#### Records shown ####

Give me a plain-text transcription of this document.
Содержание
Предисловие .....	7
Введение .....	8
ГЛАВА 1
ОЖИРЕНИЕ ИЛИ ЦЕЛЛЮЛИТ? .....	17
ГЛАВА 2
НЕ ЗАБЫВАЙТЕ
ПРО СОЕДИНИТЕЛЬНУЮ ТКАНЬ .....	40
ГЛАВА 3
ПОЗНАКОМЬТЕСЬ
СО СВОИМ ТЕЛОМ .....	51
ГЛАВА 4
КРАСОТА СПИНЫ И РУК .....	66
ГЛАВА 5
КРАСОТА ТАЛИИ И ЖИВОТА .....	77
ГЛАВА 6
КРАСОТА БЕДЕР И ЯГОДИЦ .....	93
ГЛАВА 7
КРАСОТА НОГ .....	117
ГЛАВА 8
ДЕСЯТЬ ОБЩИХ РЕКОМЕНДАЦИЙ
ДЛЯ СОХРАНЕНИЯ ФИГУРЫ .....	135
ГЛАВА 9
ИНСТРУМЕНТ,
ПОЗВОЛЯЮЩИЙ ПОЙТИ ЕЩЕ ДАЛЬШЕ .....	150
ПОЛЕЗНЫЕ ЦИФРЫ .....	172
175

####

[Your task]:
Reproduce each line verbatim.

[Problem solution]:
Give me a plain-text transcription of this document.
Содержание
Предисловие .....	7
Введение .....	8
ГЛАВА 1
ОЖИРЕНИЕ ИЛИ ЦЕЛЛЮЛИТ? .....	17
ГЛАВА 2
НЕ ЗАБЫВАЙТЕ
ПРО СОЕДИНИТЕЛЬНУЮ ТКАНЬ .....	40
ГЛАВА 3
ПОЗНАКОМЬТЕСЬ
СО СВОИМ ТЕЛОМ .....	51
ГЛАВА 4
КРАСОТА СПИНЫ И РУК .....	66
ГЛАВА 5
КРАСОТА ТАЛИИ И ЖИВОТА .....	77
ГЛАВА 6
КРАСОТА БЕДЕР И ЯГОДИЦ .....	93
ГЛАВА 7
КРАСОТА НОГ .....	117
ГЛАВА 8
ДЕСЯТЬ ОБЩИХ РЕКОМЕНДАЦИЙ
ДЛЯ СОХРАНЕНИЯ ФИГУРЫ .....	135
ГЛАВА 9
ИНСТРУМЕНТ,
ПОЗВОЛЯЮЩИЙ ПОЙТИ ЕЩЕ ДАЛЬШЕ .....	150
ПОЛЕЗНЫЕ ЦИФРЫ .....	172
175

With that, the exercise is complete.